PROVIDED PASSAGE:
====

Sometimes our feelings of doom and gloom about modern life are exaggerated. I learned this years ago when I was a teacher. I’d hear people complain about how the kids are illiterate, overly sensitive, and addicted to their digital devices—how America has become the land of the risk-averse eunuch. However, this was contradicted by my experience in the classroom. Kids still read books, are social and active, and have strong and passionate desires, romantic and otherwise.
They can also do beautifully idiotic, dangerous, gloriously graceful feats of risk and fun that swells you with delight about the greatness of America. Such is the case with the “Halloween Hellbomb,” the annual Halloween video posted by the skateboarding media company Thrasher. Here we have a cavalcade of young dudes, most of them in Halloween costumes, shredding, jumping, rail sliding, doing Ollies and defying gravity as they launch themselves off ramps one wild afternoon in California. Most stick their landings. Many don’t.
It’s a euphoric and erotic dance. The star of the show is a guy dressed up as the Joker. His model is the Heath Ledger version, and he embodies the character’s anarchic glee and athleticism as he dances on air and slides down the rails in his makeup, green hair and red suit. In one hilarious segment he sticks his trick only to be instantly followed by a guy dressed up as Batman, who also nails his landing. Other riders who’d been watching from the sideline spill down dirt walls to join the action. When daylight fades, torches are brought out. It’s like some wild pagan festival.
What Norman Mailer called “the shadow life of the nation” still lives. “Since the First World War Americans have been leading a double life,” Mailer wrote in Esquire in 1960, “and our history has moved on two rivers, one visible, the other underground; there has been the history of politics which is concrete, factual, practical, and unbelievably dull if not for the consequences of the actions of some of these men; and there is a subterranean river of untapped, ferocious, lonely and romantic desires, that concentration of ecstasy and violence which is the dream life of the nation.”

====

INFORMATION GIVEN:
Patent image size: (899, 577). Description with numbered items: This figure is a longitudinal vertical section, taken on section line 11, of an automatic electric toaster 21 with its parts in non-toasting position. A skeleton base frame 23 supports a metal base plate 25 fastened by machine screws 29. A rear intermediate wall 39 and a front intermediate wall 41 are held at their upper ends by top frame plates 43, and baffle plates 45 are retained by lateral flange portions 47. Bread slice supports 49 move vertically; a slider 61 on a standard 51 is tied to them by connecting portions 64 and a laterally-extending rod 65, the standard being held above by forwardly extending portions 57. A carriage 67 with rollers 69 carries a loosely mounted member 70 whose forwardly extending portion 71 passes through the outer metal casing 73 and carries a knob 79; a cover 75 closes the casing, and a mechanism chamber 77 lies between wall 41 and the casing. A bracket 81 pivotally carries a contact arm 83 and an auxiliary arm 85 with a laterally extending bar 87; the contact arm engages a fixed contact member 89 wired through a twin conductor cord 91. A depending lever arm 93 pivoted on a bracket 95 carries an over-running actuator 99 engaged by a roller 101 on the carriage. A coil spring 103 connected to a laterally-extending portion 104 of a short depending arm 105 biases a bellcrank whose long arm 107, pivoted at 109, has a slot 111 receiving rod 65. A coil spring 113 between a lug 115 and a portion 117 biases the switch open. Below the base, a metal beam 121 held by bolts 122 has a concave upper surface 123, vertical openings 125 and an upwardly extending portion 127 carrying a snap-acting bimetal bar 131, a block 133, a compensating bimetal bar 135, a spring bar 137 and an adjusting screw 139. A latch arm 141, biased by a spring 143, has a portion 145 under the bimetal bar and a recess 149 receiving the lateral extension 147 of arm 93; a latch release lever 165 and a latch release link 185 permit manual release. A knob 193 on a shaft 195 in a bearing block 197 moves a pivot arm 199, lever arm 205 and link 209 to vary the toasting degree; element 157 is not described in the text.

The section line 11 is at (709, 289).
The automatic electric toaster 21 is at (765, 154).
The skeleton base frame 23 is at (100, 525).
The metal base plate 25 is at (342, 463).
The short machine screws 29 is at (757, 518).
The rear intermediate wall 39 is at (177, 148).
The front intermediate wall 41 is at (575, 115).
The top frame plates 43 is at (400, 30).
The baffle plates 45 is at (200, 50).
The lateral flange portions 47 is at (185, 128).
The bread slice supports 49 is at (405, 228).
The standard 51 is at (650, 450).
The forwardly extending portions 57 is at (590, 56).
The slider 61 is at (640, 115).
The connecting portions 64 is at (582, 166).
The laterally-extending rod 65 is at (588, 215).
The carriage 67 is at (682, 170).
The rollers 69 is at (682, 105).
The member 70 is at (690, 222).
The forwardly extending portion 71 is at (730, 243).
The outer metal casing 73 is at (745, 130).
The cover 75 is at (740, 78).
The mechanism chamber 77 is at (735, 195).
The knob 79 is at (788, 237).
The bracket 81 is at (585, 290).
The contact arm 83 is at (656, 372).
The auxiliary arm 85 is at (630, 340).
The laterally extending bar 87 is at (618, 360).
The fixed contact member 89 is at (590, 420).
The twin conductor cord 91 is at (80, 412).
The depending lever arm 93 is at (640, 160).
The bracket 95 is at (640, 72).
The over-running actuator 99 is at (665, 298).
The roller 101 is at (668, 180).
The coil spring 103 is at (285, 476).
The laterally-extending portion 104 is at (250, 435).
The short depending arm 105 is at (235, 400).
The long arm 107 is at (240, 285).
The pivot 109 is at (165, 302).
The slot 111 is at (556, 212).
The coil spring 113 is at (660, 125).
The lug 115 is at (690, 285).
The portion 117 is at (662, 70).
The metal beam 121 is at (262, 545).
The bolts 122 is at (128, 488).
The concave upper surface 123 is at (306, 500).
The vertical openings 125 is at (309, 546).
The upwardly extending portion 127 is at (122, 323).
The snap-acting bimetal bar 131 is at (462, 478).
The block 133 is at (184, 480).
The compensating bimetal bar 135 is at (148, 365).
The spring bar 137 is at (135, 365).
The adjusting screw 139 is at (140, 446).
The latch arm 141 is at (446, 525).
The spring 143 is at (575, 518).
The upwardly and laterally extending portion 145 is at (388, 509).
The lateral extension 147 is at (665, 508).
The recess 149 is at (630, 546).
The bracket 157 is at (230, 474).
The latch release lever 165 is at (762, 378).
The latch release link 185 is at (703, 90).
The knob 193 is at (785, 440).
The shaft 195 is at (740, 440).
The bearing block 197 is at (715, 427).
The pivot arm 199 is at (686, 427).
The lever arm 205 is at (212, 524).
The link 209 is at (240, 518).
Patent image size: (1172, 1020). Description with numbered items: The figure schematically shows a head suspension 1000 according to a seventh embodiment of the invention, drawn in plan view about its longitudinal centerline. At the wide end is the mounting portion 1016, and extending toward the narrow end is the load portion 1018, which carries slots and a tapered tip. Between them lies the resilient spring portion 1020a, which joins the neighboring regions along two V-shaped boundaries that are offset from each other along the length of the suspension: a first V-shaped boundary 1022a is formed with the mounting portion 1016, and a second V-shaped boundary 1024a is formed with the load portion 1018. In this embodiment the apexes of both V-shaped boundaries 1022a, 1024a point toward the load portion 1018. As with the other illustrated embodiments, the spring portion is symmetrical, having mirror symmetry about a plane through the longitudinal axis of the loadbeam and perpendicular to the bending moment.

====

STUDY QUESTIONS:
(A) In the passage about the Halloween skateboarding video, which character is the star of the show dressed as?
(B) Write out everything in the passage about the Halloween skateboarding video from "Sometimes our feelings" down to "romantic and otherwise.", word for word.

ANSWERS PER TASK:
(A) The Joker, in the Heath Ledger version.

(B)
Sometimes our feelings of doom and gloom about modern life are exaggerated. I learned this years ago when I was a teacher. I’d hear people complain about how the kids are illiterate, overly sensitive, and addicted to their digital devices—how America has become the land of the risk-averse eunuch. However, this was contradicted by my experience in the classroom. Kids still read books, are social and active, and have strong and passionate desires, romantic and otherwise.